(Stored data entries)
┏━━

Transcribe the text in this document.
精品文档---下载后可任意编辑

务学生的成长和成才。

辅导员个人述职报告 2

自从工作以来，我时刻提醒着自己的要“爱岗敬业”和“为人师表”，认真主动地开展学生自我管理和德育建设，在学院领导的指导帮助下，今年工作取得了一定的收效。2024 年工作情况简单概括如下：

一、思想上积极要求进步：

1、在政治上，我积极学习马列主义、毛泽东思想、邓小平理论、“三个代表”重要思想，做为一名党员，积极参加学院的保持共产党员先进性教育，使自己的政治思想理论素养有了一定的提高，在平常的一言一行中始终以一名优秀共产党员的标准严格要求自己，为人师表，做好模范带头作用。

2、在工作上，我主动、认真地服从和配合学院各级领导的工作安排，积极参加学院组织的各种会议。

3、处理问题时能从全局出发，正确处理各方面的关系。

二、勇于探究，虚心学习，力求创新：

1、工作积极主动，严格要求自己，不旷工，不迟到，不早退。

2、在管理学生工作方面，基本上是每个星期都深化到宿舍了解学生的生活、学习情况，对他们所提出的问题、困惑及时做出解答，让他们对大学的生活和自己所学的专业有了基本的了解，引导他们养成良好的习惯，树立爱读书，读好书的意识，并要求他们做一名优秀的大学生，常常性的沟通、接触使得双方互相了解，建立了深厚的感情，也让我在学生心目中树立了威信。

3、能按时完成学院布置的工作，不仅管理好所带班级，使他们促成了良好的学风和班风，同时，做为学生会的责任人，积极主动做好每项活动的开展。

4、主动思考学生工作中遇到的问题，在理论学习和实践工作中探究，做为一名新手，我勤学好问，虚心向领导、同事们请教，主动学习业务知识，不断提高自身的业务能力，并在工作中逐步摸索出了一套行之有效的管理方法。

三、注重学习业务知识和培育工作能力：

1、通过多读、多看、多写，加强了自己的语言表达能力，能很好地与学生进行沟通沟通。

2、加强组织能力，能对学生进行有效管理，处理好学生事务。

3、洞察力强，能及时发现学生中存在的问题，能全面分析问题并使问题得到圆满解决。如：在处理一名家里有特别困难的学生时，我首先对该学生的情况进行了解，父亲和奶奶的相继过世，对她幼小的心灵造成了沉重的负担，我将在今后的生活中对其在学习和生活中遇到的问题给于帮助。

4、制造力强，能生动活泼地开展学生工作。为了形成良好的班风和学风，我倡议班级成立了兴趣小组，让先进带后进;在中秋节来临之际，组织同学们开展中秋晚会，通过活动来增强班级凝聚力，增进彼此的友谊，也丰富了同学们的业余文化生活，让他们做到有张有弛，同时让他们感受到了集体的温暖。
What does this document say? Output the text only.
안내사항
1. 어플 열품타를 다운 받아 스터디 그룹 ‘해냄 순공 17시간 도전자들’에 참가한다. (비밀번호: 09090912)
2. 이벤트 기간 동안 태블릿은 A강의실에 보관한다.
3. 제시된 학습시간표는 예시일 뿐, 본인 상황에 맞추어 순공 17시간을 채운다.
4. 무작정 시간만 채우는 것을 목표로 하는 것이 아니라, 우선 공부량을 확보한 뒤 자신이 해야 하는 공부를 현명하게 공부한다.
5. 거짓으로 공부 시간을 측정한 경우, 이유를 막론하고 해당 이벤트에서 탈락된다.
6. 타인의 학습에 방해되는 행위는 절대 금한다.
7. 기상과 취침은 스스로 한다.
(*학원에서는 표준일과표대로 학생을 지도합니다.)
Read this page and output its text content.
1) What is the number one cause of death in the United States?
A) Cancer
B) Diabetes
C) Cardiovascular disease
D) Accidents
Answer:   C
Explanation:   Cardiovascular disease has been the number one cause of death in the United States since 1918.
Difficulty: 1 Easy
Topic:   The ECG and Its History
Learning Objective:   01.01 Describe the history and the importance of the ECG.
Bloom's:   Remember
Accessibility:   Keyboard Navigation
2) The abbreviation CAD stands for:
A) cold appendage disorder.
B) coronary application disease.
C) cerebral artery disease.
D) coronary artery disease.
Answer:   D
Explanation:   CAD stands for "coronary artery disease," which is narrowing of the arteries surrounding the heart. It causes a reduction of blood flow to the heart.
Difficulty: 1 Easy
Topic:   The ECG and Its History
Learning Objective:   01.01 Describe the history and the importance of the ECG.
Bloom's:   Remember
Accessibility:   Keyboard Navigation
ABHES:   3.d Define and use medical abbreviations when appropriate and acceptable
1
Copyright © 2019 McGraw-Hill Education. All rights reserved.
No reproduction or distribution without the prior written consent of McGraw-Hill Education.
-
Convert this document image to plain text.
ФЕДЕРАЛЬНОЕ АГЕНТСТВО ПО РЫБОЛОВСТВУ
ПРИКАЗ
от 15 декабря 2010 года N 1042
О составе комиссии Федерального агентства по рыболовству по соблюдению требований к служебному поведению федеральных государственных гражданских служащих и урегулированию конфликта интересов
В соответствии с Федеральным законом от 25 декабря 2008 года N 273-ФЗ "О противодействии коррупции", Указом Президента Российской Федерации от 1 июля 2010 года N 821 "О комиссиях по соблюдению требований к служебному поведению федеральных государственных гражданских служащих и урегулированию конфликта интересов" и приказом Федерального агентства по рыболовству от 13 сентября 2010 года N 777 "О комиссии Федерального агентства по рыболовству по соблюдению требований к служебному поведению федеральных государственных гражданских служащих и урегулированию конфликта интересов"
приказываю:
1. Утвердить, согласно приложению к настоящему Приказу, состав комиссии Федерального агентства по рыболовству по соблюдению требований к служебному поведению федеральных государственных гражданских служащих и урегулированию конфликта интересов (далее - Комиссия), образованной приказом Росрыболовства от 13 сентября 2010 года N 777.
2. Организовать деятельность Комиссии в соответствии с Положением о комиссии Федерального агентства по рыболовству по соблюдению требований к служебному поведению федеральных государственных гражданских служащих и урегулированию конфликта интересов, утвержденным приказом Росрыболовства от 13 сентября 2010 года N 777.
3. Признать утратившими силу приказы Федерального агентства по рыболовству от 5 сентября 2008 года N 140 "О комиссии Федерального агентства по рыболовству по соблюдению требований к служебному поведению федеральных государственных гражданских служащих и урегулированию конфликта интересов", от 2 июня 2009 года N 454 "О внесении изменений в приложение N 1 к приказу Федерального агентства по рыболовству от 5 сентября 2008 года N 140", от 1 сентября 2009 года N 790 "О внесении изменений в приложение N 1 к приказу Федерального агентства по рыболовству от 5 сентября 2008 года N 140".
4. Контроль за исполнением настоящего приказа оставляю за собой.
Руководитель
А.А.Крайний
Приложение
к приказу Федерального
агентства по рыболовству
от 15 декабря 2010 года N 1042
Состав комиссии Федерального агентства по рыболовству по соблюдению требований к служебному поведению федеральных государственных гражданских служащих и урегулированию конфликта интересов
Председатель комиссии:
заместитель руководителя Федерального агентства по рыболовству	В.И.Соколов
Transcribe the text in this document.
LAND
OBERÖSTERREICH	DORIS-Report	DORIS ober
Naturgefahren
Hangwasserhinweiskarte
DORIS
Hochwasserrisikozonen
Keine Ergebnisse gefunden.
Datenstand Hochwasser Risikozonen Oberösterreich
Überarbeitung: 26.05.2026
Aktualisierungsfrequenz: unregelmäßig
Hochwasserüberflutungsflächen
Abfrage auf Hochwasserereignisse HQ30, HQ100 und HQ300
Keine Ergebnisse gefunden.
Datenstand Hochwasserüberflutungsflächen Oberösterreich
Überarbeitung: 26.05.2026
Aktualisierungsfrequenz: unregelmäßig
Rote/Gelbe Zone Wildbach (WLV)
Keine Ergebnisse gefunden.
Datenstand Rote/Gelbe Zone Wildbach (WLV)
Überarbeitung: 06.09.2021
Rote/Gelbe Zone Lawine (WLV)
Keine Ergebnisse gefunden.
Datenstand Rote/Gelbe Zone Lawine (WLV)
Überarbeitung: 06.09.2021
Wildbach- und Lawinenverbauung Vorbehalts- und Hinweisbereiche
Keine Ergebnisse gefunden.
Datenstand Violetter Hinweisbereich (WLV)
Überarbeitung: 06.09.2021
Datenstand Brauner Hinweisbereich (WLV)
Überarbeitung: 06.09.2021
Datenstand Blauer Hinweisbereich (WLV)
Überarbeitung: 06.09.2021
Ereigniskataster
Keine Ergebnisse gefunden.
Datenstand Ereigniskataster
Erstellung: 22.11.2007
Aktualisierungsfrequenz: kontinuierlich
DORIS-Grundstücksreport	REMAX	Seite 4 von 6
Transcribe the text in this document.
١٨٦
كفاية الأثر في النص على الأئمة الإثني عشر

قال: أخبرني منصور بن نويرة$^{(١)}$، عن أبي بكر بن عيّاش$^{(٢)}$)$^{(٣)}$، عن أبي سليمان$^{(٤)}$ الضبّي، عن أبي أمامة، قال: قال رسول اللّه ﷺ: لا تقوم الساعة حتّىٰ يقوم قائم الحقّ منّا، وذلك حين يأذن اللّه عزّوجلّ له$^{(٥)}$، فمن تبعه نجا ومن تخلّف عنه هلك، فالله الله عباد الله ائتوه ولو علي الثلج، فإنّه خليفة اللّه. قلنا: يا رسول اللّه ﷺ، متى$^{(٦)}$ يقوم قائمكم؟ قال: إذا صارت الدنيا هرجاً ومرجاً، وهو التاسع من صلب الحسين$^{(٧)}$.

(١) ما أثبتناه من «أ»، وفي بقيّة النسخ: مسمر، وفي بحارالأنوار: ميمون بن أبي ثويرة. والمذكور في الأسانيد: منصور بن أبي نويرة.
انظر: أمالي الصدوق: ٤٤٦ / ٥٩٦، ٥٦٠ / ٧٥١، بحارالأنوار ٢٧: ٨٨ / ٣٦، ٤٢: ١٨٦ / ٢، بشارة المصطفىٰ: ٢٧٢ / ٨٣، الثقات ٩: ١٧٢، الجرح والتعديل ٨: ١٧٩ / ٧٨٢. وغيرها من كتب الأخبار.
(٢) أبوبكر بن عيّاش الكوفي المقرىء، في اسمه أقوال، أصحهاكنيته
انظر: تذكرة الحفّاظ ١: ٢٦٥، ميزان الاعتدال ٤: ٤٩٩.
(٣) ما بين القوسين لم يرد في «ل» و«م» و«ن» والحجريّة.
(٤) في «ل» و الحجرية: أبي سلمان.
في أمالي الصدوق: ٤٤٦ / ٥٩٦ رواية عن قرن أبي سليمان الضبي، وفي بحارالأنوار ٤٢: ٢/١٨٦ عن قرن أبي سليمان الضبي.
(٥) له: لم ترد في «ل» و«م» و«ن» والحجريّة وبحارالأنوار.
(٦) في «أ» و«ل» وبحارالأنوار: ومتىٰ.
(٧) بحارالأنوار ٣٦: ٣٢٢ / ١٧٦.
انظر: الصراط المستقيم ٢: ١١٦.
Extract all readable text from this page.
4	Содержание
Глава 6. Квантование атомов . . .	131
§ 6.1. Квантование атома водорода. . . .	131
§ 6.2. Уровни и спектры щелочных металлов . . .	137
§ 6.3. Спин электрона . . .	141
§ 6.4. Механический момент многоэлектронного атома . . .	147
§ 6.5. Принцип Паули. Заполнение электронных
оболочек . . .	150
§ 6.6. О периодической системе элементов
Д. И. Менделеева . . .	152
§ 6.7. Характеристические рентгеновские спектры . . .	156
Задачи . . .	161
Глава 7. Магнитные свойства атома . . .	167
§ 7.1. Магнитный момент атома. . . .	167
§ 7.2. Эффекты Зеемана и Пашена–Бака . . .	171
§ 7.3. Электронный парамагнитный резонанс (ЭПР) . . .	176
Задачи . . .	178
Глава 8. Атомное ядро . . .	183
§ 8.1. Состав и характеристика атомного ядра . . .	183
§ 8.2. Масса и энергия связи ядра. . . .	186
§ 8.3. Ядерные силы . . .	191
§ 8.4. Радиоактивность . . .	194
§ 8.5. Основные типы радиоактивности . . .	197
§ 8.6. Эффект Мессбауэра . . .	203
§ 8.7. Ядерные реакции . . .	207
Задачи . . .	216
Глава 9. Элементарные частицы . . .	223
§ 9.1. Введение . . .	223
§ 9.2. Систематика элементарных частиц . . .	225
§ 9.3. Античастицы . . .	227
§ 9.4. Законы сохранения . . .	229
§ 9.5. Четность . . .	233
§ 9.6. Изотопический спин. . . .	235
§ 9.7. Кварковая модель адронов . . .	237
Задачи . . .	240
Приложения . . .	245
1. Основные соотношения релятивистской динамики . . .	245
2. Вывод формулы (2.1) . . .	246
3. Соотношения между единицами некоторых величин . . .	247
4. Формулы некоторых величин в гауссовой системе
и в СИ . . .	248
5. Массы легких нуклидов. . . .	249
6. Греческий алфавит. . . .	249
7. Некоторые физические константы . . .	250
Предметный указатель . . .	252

┗━━

# To be done
From the listing above, copy every line that holds the string "интересов".

# Final answer
О составе комиссии Федерального агентства по рыболовству по соблюдению требований к служебному поведению федеральных государственных гражданских служащих и урегулированию конфликта интересов
В соответствии с Федеральным законом от 25 декабря 2008 года N 273-ФЗ "О противодействии коррупции", Указом Президента Российской Федерации от 1 июля 2010 года N 821 "О комиссиях по соблюдению требований к служебному поведению федеральных государственных гражданских служащих и урегулированию конфликта интересов" и приказом Федерального агентства по рыболовству от 13 сентября 2010 года N 777 "О комиссии Федерального агентства по рыболовству по соблюдению требований к служебному поведению федеральных государственных гражданских служащих и урегулированию конфликта интересов"
1. Утвердить, согласно приложению к настоящему Приказу, состав комиссии Федерального агентства по рыболовству по соблюдению требований к служебному поведению федеральных государственных гражданских служащих и урегулированию конфликта интересов (далее - Комиссия), образованной приказом Росрыболовства от 13 сентября 2010 года N 777.
2. Организовать деятельность Комиссии в соответствии с Положением о комиссии Федерального агентства по рыболовству по соблюдению требований к служебному поведению федеральных государственных гражданских служащих и урегулированию конфликта интересов, утвержденным приказом Росрыболовства от 13 сентября 2010 года N 777.
3. Признать утратившими силу приказы Федерального агентства по рыболовству от 5 сентября 2008 года N 140 "О комиссии Федерального агентства по рыболовству по соблюдению требований к служебному поведению федеральных государственных гражданских служащих и урегулированию конфликта интересов", от 2 июня 2009 года N 454 "О внесении изменений в приложение N 1 к приказу Федерального агентства по рыболовству от 5 сентября 2008 года N 140", от 1 сентября 2009 года N 790 "О внесении изменений в приложение N 1 к приказу Федерального агентства по рыболовству от 5 сентября 2008 года N 140".
Состав комиссии Федерального агентства по рыболовству по соблюдению требований к служебному поведению федеральных государственных гражданских служащих и урегулированию конфликта интересов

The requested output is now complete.